OBJECTIVE: Copy out every record below, word for word.

Collected data entries

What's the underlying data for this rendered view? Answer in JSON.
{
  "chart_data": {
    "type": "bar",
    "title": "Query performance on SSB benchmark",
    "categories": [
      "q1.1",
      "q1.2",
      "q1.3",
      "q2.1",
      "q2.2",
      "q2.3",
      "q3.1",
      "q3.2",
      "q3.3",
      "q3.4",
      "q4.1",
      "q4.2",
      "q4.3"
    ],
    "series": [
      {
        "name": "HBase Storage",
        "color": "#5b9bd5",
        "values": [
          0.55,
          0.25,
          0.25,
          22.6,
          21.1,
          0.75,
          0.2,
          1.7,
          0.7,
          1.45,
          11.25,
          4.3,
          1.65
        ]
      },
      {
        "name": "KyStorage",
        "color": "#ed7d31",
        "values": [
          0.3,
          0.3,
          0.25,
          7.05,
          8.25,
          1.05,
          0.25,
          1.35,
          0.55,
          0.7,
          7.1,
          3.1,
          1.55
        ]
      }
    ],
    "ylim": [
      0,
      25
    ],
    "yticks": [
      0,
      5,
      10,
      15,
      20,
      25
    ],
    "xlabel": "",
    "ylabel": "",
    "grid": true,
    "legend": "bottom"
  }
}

SOLUTION:
What's the underlying data for this rendered view? Answer in JSON.
{
  "chart_data": {
    "type": "bar",
    "title": "Query performance on SSB benchmark",
    "categories": [
      "q1.1",
      "q1.2",
      "q1.3",
      "q2.1",
      "q2.2",
      "q2.3",
      "q3.1",
      "q3.2",
      "q3.3",
      "q3.4",
      "q4.1",
      "q4.2",
      "q4.3"
    ],
    "series": [
      {
        "name": "HBase Storage",
        "color": "#5b9bd5",
        "values": [
          0.55,
          0.25,
          0.25,
          22.6,
          21.1,
          0.75,
          0.2,
          1.7,
          0.7,
          1.45,
          11.25,
          4.3,
          1.65
        ]
      },
      {
        "name": "KyStorage",
        "color": "#ed7d31",
        "values": [
          0.3,
          0.3,
          0.25,
          7.05,
          8.25,
          1.05,
          0.25,
          1.35,
          0.55,
          0.7,
          7.1,
          3.1,
          1.55
        ]
      }
    ],
    "ylim": [
      0,
      25
    ],
    "yticks": [
      0,
      5,
      10,
      15,
      20,
      25
    ],
    "xlabel": "",
    "ylabel": "",
    "grid": true,
    "legend": "bottom"
  }
}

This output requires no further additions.